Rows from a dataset
------------------------------------------------
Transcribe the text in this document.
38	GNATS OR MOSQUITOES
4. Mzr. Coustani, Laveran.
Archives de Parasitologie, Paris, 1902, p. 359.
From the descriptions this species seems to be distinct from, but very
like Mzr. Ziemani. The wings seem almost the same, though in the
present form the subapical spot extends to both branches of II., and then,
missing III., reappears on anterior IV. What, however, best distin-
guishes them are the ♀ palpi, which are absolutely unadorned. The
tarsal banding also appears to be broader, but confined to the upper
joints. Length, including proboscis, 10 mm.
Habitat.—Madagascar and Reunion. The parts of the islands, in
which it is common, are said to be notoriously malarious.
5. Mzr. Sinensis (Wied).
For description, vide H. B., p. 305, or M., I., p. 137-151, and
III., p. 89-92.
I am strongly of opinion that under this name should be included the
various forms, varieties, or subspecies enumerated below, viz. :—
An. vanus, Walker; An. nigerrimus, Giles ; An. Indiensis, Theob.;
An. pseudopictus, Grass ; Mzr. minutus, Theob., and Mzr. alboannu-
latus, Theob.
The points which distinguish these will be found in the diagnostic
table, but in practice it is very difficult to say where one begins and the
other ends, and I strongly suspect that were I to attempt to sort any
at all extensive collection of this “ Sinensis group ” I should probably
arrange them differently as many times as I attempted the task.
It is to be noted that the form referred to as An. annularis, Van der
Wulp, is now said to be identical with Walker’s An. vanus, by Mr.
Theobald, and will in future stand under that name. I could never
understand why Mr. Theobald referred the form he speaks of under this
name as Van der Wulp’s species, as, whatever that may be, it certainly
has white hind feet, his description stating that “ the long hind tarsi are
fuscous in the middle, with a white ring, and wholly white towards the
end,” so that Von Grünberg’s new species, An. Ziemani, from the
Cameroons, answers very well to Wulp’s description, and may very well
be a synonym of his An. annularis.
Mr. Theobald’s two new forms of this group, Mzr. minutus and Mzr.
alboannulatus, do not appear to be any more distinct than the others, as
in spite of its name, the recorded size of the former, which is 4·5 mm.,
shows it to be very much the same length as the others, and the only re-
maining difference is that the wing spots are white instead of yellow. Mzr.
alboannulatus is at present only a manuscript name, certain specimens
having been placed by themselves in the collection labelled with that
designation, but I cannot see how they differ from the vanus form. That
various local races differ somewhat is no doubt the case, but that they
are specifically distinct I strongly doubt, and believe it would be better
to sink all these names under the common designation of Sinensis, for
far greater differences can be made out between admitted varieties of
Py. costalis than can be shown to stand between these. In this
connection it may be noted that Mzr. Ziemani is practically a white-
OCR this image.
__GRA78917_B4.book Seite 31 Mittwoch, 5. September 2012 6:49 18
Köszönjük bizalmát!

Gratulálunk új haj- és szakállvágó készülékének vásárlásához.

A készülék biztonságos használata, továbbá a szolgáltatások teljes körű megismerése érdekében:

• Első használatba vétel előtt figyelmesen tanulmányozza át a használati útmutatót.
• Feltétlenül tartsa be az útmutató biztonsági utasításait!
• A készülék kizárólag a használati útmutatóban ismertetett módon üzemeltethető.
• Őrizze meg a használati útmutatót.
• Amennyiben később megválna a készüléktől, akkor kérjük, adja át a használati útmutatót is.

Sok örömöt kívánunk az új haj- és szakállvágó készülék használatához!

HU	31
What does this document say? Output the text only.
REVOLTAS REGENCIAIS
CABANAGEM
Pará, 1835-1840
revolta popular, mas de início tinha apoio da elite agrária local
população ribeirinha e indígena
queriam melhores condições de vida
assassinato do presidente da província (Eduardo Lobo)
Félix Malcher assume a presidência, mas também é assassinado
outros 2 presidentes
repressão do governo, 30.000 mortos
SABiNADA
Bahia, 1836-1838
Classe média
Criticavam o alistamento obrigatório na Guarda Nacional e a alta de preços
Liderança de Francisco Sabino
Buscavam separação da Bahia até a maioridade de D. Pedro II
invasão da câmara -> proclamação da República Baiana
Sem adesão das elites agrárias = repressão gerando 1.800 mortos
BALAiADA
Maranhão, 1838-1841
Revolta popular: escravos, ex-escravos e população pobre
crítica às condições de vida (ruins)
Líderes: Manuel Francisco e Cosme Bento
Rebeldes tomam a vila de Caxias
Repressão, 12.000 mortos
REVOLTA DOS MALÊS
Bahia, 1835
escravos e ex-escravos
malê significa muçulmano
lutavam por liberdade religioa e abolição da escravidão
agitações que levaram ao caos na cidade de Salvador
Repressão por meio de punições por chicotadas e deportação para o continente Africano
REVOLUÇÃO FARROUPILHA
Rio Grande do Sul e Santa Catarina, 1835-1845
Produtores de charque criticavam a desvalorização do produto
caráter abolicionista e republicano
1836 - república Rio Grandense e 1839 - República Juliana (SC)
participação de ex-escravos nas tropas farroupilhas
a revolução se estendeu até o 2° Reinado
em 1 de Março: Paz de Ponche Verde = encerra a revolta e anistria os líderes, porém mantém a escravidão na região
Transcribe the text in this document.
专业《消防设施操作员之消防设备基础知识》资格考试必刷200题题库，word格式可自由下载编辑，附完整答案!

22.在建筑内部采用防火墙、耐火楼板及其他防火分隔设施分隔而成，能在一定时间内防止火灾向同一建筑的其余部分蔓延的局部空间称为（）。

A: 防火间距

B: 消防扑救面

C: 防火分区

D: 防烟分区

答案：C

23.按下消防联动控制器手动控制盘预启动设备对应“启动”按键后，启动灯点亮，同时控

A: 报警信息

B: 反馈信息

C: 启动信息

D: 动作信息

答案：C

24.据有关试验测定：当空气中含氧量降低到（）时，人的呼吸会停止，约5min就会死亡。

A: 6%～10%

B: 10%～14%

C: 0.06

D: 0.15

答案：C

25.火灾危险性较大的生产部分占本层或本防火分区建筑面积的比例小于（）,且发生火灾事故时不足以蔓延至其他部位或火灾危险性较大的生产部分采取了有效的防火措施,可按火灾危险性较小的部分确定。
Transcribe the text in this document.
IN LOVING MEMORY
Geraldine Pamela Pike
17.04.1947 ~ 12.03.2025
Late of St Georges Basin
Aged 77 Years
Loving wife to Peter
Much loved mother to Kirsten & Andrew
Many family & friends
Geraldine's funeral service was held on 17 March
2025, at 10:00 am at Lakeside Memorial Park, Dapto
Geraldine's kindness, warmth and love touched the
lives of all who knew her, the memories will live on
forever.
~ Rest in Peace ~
------------------------------------------------
__WRITTEN PROBLEM__. Extract every record and return it verbatim.

__RESULT__.
Transcribe the text in this document.
38	GNATS OR MOSQUITOES
4. Mzr. Coustani, Laveran.
Archives de Parasitologie, Paris, 1902, p. 359.
From the descriptions this species seems to be distinct from, but very
like Mzr. Ziemani. The wings seem almost the same, though in the
present form the subapical spot extends to both branches of II., and then,
missing III., reappears on anterior IV. What, however, best distin-
guishes them are the ♀ palpi, which are absolutely unadorned. The
tarsal banding also appears to be broader, but confined to the upper
joints. Length, including proboscis, 10 mm.
Habitat.—Madagascar and Reunion. The parts of the islands, in
which it is common, are said to be notoriously malarious.
5. Mzr. Sinensis (Wied).
For description, vide H. B., p. 305, or M., I., p. 137-151, and
III., p. 89-92.
I am strongly of opinion that under this name should be included the
various forms, varieties, or subspecies enumerated below, viz. :—
An. vanus, Walker; An. nigerrimus, Giles ; An. Indiensis, Theob.;
An. pseudopictus, Grass ; Mzr. minutus, Theob., and Mzr. alboannu-
latus, Theob.
The points which distinguish these will be found in the diagnostic
table, but in practice it is very difficult to say where one begins and the
other ends, and I strongly suspect that were I to attempt to sort any
at all extensive collection of this “ Sinensis group ” I should probably
arrange them differently as many times as I attempted the task.
It is to be noted that the form referred to as An. annularis, Van der
Wulp, is now said to be identical with Walker’s An. vanus, by Mr.
Theobald, and will in future stand under that name. I could never
understand why Mr. Theobald referred the form he speaks of under this
name as Van der Wulp’s species, as, whatever that may be, it certainly
has white hind feet, his description stating that “ the long hind tarsi are
fuscous in the middle, with a white ring, and wholly white towards the
end,” so that Von Grünberg’s new species, An. Ziemani, from the
Cameroons, answers very well to Wulp’s description, and may very well
be a synonym of his An. annularis.
Mr. Theobald’s two new forms of this group, Mzr. minutus and Mzr.
alboannulatus, do not appear to be any more distinct than the others, as
in spite of its name, the recorded size of the former, which is 4·5 mm.,
shows it to be very much the same length as the others, and the only re-
maining difference is that the wing spots are white instead of yellow. Mzr.
alboannulatus is at present only a manuscript name, certain specimens
having been placed by themselves in the collection labelled with that
designation, but I cannot see how they differ from the vanus form. That
various local races differ somewhat is no doubt the case, but that they
are specifically distinct I strongly doubt, and believe it would be better
to sink all these names under the common designation of Sinensis, for
far greater differences can be made out between admitted varieties of
Py. costalis than can be shown to stand between these. In this
connection it may be noted that Mzr. Ziemani is practically a white-
OCR this image.
__GRA78917_B4.book Seite 31 Mittwoch, 5. September 2012 6:49 18
Köszönjük bizalmát!

Gratulálunk új haj- és szakállvágó készülékének vásárlásához.

A készülék biztonságos használata, továbbá a szolgáltatások teljes körű megismerése érdekében:

• Első használatba vétel előtt figyelmesen tanulmányozza át a használati útmutatót.
• Feltétlenül tartsa be az útmutató biztonsági utasításait!
• A készülék kizárólag a használati útmutatóban ismertetett módon üzemeltethető.
• Őrizze meg a használati útmutatót.
• Amennyiben később megválna a készüléktől, akkor kérjük, adja át a használati útmutatót is.

Sok örömöt kívánunk az új haj- és szakállvágó készülék használatához!

HU	31
What does this document say? Output the text only.
REVOLTAS REGENCIAIS
CABANAGEM
Pará, 1835-1840
revolta popular, mas de início tinha apoio da elite agrária local
população ribeirinha e indígena
queriam melhores condições de vida
assassinato do presidente da província (Eduardo Lobo)
Félix Malcher assume a presidência, mas também é assassinado
outros 2 presidentes
repressão do governo, 30.000 mortos
SABiNADA
Bahia, 1836-1838
Classe média
Criticavam o alistamento obrigatório na Guarda Nacional e a alta de preços
Liderança de Francisco Sabino
Buscavam separação da Bahia até a maioridade de D. Pedro II
invasão da câmara -> proclamação da República Baiana
Sem adesão das elites agrárias = repressão gerando 1.800 mortos
BALAiADA
Maranhão, 1838-1841
Revolta popular: escravos, ex-escravos e população pobre
crítica às condições de vida (ruins)
Líderes: Manuel Francisco e Cosme Bento
Rebeldes tomam a vila de Caxias
Repressão, 12.000 mortos
REVOLTA DOS MALÊS
Bahia, 1835
escravos e ex-escravos
malê significa muçulmano
lutavam por liberdade religioa e abolição da escravidão
agitações que levaram ao caos na cidade de Salvador
Repressão por meio de punições por chicotadas e deportação para o continente Africano
REVOLUÇÃO FARROUPILHA
Rio Grande do Sul e Santa Catarina, 1835-1845
Produtores de charque criticavam a desvalorização do produto
caráter abolicionista e republicano
1836 - república Rio Grandense e 1839 - República Juliana (SC)
participação de ex-escravos nas tropas farroupilhas
a revolução se estendeu até o 2° Reinado
em 1 de Março: Paz de Ponche Verde = encerra a revolta e anistria os líderes, porém mantém a escravidão na região
Transcribe the text in this document.
专业《消防设施操作员之消防设备基础知识》资格考试必刷200题题库，word格式可自由下载编辑，附完整答案!

22.在建筑内部采用防火墙、耐火楼板及其他防火分隔设施分隔而成，能在一定时间内防止火灾向同一建筑的其余部分蔓延的局部空间称为（）。

A: 防火间距

B: 消防扑救面

C: 防火分区

D: 防烟分区

答案：C

23.按下消防联动控制器手动控制盘预启动设备对应“启动”按键后，启动灯点亮，同时控

A: 报警信息

B: 反馈信息

C: 启动信息

D: 动作信息

答案：C

24.据有关试验测定：当空气中含氧量降低到（）时，人的呼吸会停止，约5min就会死亡。

A: 6%～10%

B: 10%～14%

C: 0.06

D: 0.15

答案：C

25.火灾危险性较大的生产部分占本层或本防火分区建筑面积的比例小于（）,且发生火灾事故时不足以蔓延至其他部位或火灾危险性较大的生产部分采取了有效的防火措施,可按火灾危险性较小的部分确定。
Transcribe the text in this document.
IN LOVING MEMORY
Geraldine Pamela Pike
17.04.1947 ~ 12.03.2025
Late of St Georges Basin
Aged 77 Years
Loving wife to Peter
Much loved mother to Kirsten & Andrew
Many family & friends
Geraldine's funeral service was held on 17 March
2025, at 10:00 am at Lakeside Memorial Park, Dapto
Geraldine's kindness, warmth and love touched the
lives of all who knew her, the memories will live on
forever.
~ Rest in Peace ~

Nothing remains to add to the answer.